"""

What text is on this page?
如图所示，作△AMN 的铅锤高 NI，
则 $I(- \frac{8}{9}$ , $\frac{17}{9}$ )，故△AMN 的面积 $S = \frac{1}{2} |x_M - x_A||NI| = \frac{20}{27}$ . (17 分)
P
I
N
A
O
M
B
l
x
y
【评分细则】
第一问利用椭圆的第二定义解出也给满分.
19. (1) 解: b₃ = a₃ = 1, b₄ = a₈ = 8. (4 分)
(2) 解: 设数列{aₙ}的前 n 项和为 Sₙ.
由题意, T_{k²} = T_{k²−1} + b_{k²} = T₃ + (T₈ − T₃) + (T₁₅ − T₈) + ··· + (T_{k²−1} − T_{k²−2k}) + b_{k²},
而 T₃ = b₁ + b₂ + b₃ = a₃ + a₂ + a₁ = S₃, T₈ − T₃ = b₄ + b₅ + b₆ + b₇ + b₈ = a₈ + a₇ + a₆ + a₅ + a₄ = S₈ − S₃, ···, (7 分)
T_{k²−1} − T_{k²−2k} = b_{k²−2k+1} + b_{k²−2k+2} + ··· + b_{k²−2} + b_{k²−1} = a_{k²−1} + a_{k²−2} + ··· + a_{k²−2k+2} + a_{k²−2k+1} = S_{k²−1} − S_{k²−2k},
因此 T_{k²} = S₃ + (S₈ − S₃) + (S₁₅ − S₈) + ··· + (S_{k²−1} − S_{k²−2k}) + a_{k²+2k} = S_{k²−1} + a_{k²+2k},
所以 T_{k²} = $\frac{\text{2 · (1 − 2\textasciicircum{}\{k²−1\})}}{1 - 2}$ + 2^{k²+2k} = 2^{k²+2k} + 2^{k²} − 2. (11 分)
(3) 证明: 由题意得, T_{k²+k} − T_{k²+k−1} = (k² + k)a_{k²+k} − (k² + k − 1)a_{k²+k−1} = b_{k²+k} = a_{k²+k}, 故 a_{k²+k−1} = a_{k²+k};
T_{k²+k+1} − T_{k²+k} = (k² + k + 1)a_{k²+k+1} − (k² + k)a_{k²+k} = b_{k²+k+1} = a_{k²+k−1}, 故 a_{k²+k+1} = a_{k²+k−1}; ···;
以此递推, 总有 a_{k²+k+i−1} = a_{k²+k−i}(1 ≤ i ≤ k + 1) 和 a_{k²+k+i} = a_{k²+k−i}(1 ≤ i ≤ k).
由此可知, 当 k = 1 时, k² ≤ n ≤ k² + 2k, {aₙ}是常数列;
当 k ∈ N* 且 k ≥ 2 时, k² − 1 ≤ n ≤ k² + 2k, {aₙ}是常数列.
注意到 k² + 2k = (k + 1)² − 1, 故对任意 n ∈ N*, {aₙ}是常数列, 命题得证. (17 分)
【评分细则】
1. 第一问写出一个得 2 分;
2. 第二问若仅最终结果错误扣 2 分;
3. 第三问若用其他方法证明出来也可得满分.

"""
"""

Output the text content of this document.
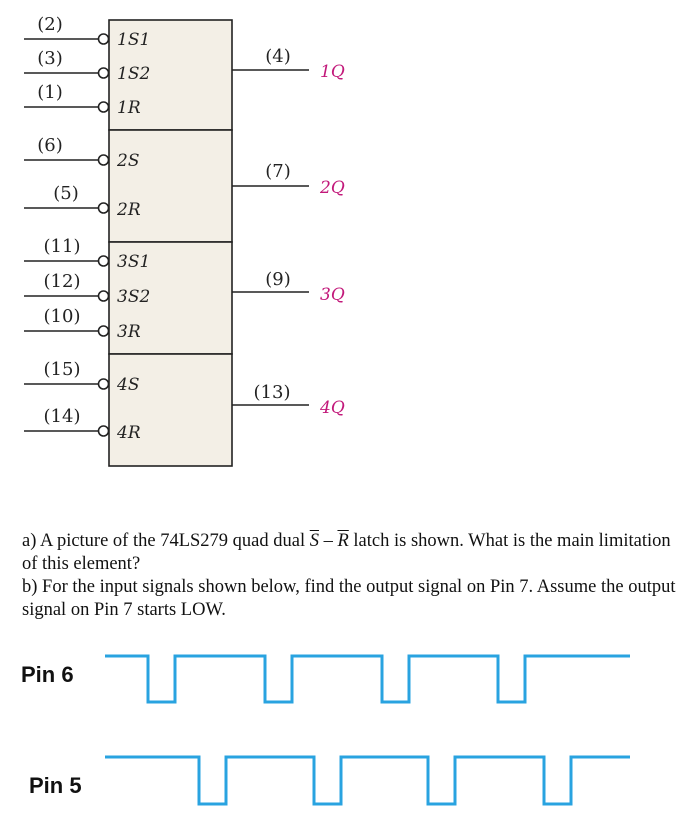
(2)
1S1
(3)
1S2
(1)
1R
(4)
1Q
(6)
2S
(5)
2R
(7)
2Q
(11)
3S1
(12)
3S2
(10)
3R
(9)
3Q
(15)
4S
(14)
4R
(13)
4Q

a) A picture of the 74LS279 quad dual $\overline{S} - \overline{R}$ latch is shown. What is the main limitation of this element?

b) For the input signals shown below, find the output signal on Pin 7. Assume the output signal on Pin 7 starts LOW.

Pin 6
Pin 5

"""
"""

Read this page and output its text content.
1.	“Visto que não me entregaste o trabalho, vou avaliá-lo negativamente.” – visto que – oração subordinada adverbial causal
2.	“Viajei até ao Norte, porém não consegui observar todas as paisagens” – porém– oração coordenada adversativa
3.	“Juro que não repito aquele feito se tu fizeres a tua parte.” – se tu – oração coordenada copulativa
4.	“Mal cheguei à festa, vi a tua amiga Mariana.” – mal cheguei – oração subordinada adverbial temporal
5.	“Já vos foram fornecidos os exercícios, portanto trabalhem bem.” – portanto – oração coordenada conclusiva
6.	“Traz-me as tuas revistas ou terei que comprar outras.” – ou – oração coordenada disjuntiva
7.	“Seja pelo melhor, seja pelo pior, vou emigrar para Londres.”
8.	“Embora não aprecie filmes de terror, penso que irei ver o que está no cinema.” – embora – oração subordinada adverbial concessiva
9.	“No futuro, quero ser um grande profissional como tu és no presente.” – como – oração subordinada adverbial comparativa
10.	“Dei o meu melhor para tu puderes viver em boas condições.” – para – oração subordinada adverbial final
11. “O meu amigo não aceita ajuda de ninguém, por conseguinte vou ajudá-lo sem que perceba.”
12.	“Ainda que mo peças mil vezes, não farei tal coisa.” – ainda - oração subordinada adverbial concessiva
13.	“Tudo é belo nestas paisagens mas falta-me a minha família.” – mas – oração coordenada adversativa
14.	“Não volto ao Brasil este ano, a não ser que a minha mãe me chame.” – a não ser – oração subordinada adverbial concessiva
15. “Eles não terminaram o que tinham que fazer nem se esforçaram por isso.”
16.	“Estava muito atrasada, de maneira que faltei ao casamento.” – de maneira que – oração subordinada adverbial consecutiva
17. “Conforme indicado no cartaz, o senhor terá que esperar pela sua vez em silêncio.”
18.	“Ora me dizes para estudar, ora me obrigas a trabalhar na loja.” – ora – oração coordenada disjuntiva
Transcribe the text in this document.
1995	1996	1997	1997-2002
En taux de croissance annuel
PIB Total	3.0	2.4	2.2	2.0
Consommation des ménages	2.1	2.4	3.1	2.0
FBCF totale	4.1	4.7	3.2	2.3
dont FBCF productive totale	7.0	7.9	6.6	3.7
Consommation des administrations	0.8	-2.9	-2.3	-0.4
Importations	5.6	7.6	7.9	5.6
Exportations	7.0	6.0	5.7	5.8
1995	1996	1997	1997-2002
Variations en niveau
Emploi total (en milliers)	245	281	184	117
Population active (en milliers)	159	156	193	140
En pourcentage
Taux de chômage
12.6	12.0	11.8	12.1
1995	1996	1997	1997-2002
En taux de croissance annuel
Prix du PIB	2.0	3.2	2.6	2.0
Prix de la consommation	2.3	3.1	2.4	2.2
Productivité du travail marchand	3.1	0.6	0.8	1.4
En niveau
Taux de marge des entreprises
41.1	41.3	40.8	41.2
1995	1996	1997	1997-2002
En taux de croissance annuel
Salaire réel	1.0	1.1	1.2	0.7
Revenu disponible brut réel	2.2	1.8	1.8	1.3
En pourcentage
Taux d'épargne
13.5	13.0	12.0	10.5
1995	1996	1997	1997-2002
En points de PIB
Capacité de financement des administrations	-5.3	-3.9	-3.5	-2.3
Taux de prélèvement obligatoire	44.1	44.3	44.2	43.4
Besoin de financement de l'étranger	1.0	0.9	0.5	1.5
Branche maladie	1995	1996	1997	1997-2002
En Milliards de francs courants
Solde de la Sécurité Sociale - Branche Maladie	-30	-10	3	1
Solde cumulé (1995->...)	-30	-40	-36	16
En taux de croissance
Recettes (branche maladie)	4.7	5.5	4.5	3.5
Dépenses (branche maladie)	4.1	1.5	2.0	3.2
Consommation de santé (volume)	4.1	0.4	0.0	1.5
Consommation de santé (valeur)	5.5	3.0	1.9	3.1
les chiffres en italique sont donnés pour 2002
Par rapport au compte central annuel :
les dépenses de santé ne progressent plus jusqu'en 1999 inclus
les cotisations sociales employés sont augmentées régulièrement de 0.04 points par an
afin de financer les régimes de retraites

"""

> _REQUIRED TASK_: Search the material above for "santé". Pull out each line where it shows up.

> _REPLY_:
Consommation de santé (volume)	4.1	0.4	0.0	1.5
Consommation de santé (valeur)	5.5	3.0	1.9	3.1
les dépenses de santé ne progressent plus jusqu'en 1999 inclus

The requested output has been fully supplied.